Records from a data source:
◆ ◆ ◆ ◆
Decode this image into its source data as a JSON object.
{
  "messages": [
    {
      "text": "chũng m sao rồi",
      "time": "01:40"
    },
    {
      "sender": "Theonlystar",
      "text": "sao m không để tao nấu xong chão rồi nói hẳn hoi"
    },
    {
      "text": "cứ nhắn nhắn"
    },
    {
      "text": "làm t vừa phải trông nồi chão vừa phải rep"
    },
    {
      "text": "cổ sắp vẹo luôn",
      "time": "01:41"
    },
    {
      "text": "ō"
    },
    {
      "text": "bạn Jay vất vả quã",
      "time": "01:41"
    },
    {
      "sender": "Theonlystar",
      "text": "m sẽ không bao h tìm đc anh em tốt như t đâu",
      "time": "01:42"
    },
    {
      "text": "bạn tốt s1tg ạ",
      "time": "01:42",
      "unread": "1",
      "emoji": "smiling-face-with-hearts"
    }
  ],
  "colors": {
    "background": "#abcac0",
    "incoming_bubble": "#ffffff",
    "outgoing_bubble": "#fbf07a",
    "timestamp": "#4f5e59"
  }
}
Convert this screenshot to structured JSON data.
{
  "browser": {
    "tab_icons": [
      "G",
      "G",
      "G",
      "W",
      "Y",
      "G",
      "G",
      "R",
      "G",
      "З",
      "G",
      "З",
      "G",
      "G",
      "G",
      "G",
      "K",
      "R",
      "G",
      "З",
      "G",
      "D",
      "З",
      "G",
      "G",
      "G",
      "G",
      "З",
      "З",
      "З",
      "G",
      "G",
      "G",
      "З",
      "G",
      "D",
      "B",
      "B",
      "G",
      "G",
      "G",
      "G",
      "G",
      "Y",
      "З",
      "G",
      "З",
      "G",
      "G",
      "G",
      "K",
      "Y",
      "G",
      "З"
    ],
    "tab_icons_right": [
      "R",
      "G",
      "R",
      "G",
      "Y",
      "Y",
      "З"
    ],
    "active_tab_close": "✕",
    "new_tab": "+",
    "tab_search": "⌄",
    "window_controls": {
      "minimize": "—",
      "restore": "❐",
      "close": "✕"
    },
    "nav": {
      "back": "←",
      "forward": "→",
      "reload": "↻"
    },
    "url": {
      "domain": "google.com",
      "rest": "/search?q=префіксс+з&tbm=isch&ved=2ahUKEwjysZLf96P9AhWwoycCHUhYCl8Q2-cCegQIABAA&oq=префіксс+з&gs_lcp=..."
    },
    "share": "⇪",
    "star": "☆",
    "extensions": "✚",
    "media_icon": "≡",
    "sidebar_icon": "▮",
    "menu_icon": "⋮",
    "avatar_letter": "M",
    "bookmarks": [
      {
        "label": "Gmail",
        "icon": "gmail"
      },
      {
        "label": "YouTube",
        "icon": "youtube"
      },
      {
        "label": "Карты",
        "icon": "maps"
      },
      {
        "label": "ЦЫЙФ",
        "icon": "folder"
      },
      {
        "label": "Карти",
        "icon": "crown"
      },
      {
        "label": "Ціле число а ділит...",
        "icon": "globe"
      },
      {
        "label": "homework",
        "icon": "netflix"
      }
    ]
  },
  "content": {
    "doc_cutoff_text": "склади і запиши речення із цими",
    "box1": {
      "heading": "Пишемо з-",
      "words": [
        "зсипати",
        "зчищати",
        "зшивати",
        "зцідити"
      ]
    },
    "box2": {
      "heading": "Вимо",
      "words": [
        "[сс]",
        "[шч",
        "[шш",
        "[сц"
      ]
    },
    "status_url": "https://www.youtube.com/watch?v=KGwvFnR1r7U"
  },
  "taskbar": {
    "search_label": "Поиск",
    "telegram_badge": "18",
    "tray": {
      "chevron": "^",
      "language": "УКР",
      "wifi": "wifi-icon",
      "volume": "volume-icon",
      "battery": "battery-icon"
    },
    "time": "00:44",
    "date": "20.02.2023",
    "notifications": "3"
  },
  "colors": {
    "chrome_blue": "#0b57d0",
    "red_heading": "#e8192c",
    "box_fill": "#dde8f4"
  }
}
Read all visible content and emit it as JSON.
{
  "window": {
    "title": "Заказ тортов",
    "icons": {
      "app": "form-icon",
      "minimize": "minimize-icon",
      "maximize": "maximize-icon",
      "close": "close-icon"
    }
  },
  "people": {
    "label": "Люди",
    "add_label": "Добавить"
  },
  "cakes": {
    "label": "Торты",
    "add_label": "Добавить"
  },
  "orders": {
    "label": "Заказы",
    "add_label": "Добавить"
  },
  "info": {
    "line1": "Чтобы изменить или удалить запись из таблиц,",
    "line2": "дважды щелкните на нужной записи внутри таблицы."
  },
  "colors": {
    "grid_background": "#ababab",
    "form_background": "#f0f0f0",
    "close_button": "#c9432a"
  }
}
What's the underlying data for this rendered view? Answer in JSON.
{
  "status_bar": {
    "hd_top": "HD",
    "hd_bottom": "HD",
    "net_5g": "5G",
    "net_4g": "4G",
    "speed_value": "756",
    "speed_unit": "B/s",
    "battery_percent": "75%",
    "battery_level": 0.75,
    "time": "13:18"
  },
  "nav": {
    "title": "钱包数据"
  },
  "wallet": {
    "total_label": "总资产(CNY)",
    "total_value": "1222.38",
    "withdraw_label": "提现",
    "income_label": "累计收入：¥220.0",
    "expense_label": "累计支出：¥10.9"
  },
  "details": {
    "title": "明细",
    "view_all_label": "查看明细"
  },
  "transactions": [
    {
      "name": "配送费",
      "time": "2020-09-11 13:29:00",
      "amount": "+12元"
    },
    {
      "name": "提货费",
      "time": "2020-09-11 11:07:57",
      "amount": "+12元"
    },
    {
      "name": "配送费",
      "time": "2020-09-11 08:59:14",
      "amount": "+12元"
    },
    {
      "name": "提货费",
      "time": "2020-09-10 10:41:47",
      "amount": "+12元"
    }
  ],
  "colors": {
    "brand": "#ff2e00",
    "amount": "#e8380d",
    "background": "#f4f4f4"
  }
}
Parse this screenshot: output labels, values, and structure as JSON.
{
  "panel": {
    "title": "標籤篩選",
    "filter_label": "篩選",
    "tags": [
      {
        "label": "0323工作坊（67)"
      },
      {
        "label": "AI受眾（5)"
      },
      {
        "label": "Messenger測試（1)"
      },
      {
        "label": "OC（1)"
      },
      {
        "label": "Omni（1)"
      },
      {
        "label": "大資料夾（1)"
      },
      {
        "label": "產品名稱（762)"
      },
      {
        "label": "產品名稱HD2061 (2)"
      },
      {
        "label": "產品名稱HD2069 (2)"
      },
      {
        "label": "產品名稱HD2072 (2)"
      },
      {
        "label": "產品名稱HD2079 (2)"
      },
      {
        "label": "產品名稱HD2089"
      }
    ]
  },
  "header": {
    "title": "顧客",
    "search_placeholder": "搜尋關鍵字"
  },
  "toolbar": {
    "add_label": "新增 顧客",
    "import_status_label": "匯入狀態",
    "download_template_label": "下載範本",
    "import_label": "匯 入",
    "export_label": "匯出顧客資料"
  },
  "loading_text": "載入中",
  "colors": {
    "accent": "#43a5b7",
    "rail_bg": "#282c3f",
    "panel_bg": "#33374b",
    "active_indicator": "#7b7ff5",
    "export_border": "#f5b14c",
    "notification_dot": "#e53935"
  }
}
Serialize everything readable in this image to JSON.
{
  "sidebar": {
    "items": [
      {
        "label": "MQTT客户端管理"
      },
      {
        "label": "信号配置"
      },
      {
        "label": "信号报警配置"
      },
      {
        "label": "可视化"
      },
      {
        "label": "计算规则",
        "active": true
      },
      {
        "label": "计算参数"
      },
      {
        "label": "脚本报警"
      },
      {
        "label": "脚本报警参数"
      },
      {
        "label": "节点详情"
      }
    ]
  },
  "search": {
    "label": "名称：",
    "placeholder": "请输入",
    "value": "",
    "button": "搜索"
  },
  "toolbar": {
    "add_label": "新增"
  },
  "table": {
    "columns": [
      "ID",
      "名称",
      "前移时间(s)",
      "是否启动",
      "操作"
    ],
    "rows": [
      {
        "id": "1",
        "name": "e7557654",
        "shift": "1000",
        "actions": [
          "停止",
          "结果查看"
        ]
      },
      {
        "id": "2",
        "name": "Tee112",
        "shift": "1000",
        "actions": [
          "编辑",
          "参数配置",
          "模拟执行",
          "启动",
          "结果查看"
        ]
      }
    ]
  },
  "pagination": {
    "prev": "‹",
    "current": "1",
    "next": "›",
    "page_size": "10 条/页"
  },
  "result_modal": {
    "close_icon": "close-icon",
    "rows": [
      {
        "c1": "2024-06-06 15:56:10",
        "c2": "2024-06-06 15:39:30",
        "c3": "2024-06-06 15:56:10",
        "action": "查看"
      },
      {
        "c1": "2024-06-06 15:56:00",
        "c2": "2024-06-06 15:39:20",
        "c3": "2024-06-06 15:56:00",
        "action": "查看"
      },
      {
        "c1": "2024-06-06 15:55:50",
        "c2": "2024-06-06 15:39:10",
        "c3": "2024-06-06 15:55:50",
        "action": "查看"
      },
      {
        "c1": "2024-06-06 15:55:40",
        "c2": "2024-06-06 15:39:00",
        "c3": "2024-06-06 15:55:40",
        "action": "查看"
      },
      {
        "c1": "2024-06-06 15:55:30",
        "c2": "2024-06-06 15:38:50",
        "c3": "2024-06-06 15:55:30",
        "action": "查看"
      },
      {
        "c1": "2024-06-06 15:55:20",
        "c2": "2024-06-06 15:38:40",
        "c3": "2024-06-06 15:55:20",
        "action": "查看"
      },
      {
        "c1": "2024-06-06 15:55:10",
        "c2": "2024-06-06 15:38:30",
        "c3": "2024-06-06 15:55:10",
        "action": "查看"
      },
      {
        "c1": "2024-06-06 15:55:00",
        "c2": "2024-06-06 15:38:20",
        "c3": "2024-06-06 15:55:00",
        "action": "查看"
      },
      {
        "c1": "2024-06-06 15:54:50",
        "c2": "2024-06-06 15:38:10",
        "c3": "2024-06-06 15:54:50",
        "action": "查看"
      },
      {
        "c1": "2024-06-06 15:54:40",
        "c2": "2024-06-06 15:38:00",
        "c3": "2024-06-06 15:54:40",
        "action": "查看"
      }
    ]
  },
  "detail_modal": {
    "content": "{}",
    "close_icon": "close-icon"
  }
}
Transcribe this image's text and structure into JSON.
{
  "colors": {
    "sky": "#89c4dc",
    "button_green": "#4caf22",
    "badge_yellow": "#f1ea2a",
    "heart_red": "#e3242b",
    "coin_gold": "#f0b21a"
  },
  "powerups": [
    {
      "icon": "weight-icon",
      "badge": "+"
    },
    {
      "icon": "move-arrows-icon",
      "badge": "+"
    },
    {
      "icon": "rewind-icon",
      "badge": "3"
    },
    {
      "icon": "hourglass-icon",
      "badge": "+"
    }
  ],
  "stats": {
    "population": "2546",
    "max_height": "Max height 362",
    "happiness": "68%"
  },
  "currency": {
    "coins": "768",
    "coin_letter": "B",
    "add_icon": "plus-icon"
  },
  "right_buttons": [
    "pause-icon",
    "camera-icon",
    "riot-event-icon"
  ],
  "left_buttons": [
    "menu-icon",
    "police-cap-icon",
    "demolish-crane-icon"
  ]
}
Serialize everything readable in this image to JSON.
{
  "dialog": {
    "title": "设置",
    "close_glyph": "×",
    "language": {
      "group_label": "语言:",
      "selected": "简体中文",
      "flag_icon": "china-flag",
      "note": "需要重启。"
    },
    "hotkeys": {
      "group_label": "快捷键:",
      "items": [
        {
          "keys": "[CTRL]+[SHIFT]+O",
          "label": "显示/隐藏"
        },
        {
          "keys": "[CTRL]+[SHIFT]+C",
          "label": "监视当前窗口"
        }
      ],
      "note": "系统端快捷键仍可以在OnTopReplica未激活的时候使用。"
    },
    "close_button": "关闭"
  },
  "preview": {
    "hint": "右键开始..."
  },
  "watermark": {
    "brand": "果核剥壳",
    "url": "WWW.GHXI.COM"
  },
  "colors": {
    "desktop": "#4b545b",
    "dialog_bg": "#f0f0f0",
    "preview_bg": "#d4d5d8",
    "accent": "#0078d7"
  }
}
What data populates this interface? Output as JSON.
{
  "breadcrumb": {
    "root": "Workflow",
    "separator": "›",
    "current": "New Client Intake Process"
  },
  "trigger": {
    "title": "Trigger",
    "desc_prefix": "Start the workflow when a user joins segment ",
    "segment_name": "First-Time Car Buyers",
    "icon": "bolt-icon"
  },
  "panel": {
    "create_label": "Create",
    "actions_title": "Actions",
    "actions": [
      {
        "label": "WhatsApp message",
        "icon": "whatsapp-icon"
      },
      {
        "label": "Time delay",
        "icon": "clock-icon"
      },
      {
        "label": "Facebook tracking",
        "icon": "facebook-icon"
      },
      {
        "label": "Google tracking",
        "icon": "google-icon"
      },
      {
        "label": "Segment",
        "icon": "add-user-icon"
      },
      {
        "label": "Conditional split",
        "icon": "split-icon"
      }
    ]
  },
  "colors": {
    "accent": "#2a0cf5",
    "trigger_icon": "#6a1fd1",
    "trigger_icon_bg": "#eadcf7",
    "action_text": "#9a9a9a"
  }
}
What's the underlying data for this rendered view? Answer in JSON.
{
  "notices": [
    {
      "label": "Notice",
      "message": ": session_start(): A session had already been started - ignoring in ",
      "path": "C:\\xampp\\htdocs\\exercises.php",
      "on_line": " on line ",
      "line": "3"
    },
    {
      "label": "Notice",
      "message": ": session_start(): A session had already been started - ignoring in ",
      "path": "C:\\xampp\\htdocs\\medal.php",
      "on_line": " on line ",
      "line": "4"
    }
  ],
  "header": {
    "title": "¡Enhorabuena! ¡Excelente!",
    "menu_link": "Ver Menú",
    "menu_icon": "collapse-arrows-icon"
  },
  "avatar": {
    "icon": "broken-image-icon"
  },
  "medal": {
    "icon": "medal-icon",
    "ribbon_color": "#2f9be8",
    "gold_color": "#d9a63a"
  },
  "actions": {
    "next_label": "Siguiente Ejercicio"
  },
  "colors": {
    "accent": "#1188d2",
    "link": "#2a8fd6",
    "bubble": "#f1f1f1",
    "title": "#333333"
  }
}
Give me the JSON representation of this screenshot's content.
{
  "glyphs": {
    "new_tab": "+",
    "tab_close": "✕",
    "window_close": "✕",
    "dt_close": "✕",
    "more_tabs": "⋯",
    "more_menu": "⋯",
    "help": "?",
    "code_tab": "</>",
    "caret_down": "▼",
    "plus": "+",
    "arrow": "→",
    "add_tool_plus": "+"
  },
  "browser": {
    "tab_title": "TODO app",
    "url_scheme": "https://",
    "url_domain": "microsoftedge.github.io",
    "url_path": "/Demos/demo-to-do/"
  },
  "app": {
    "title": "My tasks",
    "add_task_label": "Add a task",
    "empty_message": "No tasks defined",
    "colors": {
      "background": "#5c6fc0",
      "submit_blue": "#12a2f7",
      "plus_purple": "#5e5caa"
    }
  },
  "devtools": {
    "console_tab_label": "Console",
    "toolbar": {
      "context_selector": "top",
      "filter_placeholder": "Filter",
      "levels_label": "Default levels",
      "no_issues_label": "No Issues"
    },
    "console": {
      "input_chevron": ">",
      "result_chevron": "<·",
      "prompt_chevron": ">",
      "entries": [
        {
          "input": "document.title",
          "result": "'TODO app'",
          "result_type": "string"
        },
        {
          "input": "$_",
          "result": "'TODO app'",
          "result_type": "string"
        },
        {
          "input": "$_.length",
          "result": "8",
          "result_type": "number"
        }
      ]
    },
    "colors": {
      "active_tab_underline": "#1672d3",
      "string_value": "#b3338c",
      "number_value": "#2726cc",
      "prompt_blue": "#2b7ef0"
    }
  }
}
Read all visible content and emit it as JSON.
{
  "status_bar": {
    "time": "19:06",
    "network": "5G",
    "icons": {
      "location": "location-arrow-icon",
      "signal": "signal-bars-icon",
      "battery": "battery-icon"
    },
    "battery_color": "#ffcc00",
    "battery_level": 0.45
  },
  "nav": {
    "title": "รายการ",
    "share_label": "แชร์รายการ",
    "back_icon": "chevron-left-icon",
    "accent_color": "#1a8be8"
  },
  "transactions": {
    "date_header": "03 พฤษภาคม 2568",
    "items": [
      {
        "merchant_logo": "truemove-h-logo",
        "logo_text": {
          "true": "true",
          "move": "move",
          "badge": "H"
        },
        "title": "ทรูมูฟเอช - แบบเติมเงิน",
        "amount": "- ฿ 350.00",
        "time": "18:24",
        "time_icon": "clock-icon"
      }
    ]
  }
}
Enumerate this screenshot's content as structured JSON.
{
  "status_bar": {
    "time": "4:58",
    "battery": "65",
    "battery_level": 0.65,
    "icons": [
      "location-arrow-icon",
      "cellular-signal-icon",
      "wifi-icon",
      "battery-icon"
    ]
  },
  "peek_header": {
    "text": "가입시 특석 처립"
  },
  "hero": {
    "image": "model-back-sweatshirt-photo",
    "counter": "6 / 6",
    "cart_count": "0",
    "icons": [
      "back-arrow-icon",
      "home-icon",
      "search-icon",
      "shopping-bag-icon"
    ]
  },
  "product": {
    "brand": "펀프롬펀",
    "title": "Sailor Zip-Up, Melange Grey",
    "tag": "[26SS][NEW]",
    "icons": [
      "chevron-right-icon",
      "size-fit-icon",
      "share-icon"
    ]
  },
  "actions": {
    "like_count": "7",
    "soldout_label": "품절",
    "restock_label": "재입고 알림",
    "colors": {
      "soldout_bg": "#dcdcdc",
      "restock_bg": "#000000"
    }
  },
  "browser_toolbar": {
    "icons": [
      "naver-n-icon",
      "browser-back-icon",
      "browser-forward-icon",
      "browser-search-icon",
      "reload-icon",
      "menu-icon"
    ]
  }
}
◆ ◆ ◆ ◆
• **Task instructions**
How many of the lines above include the string "https"? Answer with the number only.

• **Expected output**
2